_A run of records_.
— BEGIN —

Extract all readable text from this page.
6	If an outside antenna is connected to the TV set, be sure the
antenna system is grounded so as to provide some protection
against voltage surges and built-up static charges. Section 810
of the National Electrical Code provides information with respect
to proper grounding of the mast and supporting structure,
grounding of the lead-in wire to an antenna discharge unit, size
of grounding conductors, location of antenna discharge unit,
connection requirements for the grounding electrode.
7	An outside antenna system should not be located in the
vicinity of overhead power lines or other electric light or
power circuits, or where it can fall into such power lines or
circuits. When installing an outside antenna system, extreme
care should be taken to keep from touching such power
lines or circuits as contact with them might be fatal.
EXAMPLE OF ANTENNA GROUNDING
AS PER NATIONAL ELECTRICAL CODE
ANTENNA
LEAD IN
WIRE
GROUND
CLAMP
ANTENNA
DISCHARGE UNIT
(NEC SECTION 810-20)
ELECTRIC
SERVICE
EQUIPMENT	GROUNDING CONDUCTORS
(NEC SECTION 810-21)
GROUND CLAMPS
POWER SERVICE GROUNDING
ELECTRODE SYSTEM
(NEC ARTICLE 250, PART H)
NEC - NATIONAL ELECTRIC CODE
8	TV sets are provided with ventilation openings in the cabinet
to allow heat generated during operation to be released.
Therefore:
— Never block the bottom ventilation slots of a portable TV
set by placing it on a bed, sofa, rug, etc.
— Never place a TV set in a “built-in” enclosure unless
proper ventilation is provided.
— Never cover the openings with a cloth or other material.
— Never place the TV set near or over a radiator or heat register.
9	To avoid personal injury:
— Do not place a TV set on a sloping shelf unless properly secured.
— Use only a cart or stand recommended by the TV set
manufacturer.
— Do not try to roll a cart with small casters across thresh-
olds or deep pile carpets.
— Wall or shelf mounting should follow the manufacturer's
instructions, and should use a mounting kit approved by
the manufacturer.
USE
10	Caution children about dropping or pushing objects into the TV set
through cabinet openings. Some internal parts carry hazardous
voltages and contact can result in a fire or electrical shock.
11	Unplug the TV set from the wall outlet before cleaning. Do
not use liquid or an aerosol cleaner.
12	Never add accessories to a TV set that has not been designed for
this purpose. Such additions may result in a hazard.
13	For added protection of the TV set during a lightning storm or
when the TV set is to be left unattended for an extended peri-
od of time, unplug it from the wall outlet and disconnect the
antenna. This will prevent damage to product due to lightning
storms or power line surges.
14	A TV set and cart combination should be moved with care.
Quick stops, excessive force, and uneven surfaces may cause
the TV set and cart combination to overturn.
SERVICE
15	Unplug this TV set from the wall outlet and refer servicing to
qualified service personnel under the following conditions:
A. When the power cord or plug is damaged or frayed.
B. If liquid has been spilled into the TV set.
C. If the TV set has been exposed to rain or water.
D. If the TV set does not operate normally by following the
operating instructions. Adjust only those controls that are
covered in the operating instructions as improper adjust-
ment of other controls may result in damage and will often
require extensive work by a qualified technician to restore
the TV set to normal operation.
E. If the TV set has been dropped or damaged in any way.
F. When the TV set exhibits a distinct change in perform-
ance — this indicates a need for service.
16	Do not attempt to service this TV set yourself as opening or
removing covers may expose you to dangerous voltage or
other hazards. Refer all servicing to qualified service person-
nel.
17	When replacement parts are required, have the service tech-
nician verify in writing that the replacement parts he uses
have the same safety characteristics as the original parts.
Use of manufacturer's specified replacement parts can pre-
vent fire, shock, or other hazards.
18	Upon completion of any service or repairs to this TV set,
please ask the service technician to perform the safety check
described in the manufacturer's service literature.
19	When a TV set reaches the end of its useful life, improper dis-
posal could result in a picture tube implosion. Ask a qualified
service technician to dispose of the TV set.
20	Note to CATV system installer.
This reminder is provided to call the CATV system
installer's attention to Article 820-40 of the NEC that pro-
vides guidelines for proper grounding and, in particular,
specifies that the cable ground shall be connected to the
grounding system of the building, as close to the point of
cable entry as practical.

— END —

_Task prompt_.
From the data above, gather every line that includes the word "during".

_Solution for this task_.
to allow heat generated during operation to be released.
13	For added protection of the TV set during a lightning storm or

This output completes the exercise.